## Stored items
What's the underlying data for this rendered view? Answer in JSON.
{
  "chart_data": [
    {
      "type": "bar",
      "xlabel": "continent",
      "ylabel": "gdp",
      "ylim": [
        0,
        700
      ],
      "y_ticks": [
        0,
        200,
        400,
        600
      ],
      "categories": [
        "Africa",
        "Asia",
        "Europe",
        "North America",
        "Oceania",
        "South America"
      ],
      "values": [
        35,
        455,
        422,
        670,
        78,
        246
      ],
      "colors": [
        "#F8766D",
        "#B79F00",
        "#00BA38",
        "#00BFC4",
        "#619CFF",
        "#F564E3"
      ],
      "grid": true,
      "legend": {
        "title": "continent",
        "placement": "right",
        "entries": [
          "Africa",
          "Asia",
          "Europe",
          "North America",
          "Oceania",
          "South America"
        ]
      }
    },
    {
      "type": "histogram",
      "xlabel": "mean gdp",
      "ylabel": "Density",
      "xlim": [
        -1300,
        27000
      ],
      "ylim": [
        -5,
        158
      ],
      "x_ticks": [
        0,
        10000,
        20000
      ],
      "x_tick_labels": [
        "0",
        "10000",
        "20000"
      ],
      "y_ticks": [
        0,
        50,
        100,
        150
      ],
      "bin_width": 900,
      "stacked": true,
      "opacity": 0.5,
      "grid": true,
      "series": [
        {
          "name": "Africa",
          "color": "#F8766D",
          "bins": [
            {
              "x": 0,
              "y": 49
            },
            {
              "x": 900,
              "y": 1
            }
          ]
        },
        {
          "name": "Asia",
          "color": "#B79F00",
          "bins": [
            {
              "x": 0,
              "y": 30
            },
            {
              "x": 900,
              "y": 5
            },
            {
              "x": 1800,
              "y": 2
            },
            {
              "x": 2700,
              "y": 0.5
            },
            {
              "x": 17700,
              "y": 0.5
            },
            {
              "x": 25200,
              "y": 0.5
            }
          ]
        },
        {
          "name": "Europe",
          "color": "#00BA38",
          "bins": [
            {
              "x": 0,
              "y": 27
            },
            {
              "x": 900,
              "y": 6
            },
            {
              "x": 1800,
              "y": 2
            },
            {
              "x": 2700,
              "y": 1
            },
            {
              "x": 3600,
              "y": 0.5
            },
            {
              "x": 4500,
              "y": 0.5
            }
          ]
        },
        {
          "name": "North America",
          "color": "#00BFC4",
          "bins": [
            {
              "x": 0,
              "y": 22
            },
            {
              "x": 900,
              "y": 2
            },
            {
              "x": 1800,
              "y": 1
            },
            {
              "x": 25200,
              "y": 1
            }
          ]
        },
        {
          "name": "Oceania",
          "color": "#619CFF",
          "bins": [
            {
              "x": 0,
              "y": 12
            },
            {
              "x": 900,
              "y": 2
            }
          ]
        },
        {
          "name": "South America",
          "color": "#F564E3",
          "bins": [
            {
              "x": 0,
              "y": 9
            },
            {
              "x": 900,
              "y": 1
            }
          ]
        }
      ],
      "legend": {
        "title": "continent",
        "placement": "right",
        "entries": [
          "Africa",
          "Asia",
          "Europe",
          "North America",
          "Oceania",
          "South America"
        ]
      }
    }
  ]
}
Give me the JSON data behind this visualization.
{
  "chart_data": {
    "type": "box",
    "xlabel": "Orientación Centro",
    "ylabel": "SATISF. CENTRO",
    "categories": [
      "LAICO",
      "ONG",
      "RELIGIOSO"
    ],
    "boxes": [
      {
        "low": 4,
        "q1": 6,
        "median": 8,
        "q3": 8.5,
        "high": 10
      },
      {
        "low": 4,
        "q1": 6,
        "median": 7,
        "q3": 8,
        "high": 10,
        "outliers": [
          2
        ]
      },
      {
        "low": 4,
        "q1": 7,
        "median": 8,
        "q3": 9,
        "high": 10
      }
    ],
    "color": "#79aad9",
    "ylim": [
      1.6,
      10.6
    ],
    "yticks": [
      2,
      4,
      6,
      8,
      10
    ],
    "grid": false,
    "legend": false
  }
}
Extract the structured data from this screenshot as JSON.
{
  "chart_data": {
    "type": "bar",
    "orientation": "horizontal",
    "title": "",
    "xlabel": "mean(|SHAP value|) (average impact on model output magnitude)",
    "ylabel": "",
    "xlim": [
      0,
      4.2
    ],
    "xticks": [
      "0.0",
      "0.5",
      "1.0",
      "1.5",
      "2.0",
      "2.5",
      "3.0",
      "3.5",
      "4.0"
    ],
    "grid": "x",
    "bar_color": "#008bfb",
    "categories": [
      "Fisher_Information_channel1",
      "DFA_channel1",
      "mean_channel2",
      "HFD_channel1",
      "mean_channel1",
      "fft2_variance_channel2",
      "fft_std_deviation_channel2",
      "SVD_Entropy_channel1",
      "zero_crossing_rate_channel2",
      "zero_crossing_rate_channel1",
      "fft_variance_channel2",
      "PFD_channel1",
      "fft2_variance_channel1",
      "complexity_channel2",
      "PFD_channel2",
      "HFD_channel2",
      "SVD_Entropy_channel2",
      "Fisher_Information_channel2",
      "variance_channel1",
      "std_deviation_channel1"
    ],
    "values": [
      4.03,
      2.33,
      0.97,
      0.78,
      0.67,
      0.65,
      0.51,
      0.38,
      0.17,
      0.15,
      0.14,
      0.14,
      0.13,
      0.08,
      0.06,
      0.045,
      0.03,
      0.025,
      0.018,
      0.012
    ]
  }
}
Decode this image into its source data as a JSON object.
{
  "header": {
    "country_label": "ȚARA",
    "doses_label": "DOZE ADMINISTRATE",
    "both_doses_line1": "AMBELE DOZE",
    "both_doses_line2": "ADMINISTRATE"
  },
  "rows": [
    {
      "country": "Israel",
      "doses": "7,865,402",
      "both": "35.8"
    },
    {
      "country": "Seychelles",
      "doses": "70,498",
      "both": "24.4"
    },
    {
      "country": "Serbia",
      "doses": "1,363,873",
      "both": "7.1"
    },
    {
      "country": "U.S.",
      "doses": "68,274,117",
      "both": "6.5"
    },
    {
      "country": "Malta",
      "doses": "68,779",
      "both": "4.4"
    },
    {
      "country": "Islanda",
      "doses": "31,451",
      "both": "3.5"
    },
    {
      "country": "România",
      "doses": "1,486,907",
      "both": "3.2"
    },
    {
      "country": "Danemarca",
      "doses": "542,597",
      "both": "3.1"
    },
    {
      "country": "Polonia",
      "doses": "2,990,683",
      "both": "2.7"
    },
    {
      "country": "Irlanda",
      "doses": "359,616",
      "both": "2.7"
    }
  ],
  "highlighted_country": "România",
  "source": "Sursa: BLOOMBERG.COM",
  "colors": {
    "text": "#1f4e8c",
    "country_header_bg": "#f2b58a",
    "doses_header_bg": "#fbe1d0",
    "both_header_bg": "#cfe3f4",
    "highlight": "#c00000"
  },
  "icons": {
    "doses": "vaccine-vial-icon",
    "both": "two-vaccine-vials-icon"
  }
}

## Do this
Write out every line of the material again, exactly as it reads.

## Result below
What's the underlying data for this rendered view? Answer in JSON.
{
  "chart_data": [
    {
      "type": "bar",
      "xlabel": "continent",
      "ylabel": "gdp",
      "ylim": [
        0,
        700
      ],
      "y_ticks": [
        0,
        200,
        400,
        600
      ],
      "categories": [
        "Africa",
        "Asia",
        "Europe",
        "North America",
        "Oceania",
        "South America"
      ],
      "values": [
        35,
        455,
        422,
        670,
        78,
        246
      ],
      "colors": [
        "#F8766D",
        "#B79F00",
        "#00BA38",
        "#00BFC4",
        "#619CFF",
        "#F564E3"
      ],
      "grid": true,
      "legend": {
        "title": "continent",
        "placement": "right",
        "entries": [
          "Africa",
          "Asia",
          "Europe",
          "North America",
          "Oceania",
          "South America"
        ]
      }
    },
    {
      "type": "histogram",
      "xlabel": "mean gdp",
      "ylabel": "Density",
      "xlim": [
        -1300,
        27000
      ],
      "ylim": [
        -5,
        158
      ],
      "x_ticks": [
        0,
        10000,
        20000
      ],
      "x_tick_labels": [
        "0",
        "10000",
        "20000"
      ],
      "y_ticks": [
        0,
        50,
        100,
        150
      ],
      "bin_width": 900,
      "stacked": true,
      "opacity": 0.5,
      "grid": true,
      "series": [
        {
          "name": "Africa",
          "color": "#F8766D",
          "bins": [
            {
              "x": 0,
              "y": 49
            },
            {
              "x": 900,
              "y": 1
            }
          ]
        },
        {
          "name": "Asia",
          "color": "#B79F00",
          "bins": [
            {
              "x": 0,
              "y": 30
            },
            {
              "x": 900,
              "y": 5
            },
            {
              "x": 1800,
              "y": 2
            },
            {
              "x": 2700,
              "y": 0.5
            },
            {
              "x": 17700,
              "y": 0.5
            },
            {
              "x": 25200,
              "y": 0.5
            }
          ]
        },
        {
          "name": "Europe",
          "color": "#00BA38",
          "bins": [
            {
              "x": 0,
              "y": 27
            },
            {
              "x": 900,
              "y": 6
            },
            {
              "x": 1800,
              "y": 2
            },
            {
              "x": 2700,
              "y": 1
            },
            {
              "x": 3600,
              "y": 0.5
            },
            {
              "x": 4500,
              "y": 0.5
            }
          ]
        },
        {
          "name": "North America",
          "color": "#00BFC4",
          "bins": [
            {
              "x": 0,
              "y": 22
            },
            {
              "x": 900,
              "y": 2
            },
            {
              "x": 1800,
              "y": 1
            },
            {
              "x": 25200,
              "y": 1
            }
          ]
        },
        {
          "name": "Oceania",
          "color": "#619CFF",
          "bins": [
            {
              "x": 0,
              "y": 12
            },
            {
              "x": 900,
              "y": 2
            }
          ]
        },
        {
          "name": "South America",
          "color": "#F564E3",
          "bins": [
            {
              "x": 0,
              "y": 9
            },
            {
              "x": 900,
              "y": 1
            }
          ]
        }
      ],
      "legend": {
        "title": "continent",
        "placement": "right",
        "entries": [
          "Africa",
          "Asia",
          "Europe",
          "North America",
          "Oceania",
          "South America"
        ]
      }
    }
  ]
}
Give me the JSON data behind this visualization.
{
  "chart_data": {
    "type": "box",
    "xlabel": "Orientación Centro",
    "ylabel": "SATISF. CENTRO",
    "categories": [
      "LAICO",
      "ONG",
      "RELIGIOSO"
    ],
    "boxes": [
      {
        "low": 4,
        "q1": 6,
        "median": 8,
        "q3": 8.5,
        "high": 10
      },
      {
        "low": 4,
        "q1": 6,
        "median": 7,
        "q3": 8,
        "high": 10,
        "outliers": [
          2
        ]
      },
      {
        "low": 4,
        "q1": 7,
        "median": 8,
        "q3": 9,
        "high": 10
      }
    ],
    "color": "#79aad9",
    "ylim": [
      1.6,
      10.6
    ],
    "yticks": [
      2,
      4,
      6,
      8,
      10
    ],
    "grid": false,
    "legend": false
  }
}
Extract the structured data from this screenshot as JSON.
{
  "chart_data": {
    "type": "bar",
    "orientation": "horizontal",
    "title": "",
    "xlabel": "mean(|SHAP value|) (average impact on model output magnitude)",
    "ylabel": "",
    "xlim": [
      0,
      4.2
    ],
    "xticks": [
      "0.0",
      "0.5",
      "1.0",
      "1.5",
      "2.0",
      "2.5",
      "3.0",
      "3.5",
      "4.0"
    ],
    "grid": "x",
    "bar_color": "#008bfb",
    "categories": [
      "Fisher_Information_channel1",
      "DFA_channel1",
      "mean_channel2",
      "HFD_channel1",
      "mean_channel1",
      "fft2_variance_channel2",
      "fft_std_deviation_channel2",
      "SVD_Entropy_channel1",
      "zero_crossing_rate_channel2",
      "zero_crossing_rate_channel1",
      "fft_variance_channel2",
      "PFD_channel1",
      "fft2_variance_channel1",
      "complexity_channel2",
      "PFD_channel2",
      "HFD_channel2",
      "SVD_Entropy_channel2",
      "Fisher_Information_channel2",
      "variance_channel1",
      "std_deviation_channel1"
    ],
    "values": [
      4.03,
      2.33,
      0.97,
      0.78,
      0.67,
      0.65,
      0.51,
      0.38,
      0.17,
      0.15,
      0.14,
      0.14,
      0.13,
      0.08,
      0.06,
      0.045,
      0.03,
      0.025,
      0.018,
      0.012
    ]
  }
}
Decode this image into its source data as a JSON object.
{
  "header": {
    "country_label": "ȚARA",
    "doses_label": "DOZE ADMINISTRATE",
    "both_doses_line1": "AMBELE DOZE",
    "both_doses_line2": "ADMINISTRATE"
  },
  "rows": [
    {
      "country": "Israel",
      "doses": "7,865,402",
      "both": "35.8"
    },
    {
      "country": "Seychelles",
      "doses": "70,498",
      "both": "24.4"
    },
    {
      "country": "Serbia",
      "doses": "1,363,873",
      "both": "7.1"
    },
    {
      "country": "U.S.",
      "doses": "68,274,117",
      "both": "6.5"
    },
    {
      "country": "Malta",
      "doses": "68,779",
      "both": "4.4"
    },
    {
      "country": "Islanda",
      "doses": "31,451",
      "both": "3.5"
    },
    {
      "country": "România",
      "doses": "1,486,907",
      "both": "3.2"
    },
    {
      "country": "Danemarca",
      "doses": "542,597",
      "both": "3.1"
    },
    {
      "country": "Polonia",
      "doses": "2,990,683",
      "both": "2.7"
    },
    {
      "country": "Irlanda",
      "doses": "359,616",
      "both": "2.7"
    }
  ],
  "highlighted_country": "România",
  "source": "Sursa: BLOOMBERG.COM",
  "colors": {
    "text": "#1f4e8c",
    "country_header_bg": "#f2b58a",
    "doses_header_bg": "#fbe1d0",
    "both_header_bg": "#cfe3f4",
    "highlight": "#c00000"
  },
  "icons": {
    "doses": "vaccine-vial-icon",
    "both": "two-vaccine-vials-icon"
  }
}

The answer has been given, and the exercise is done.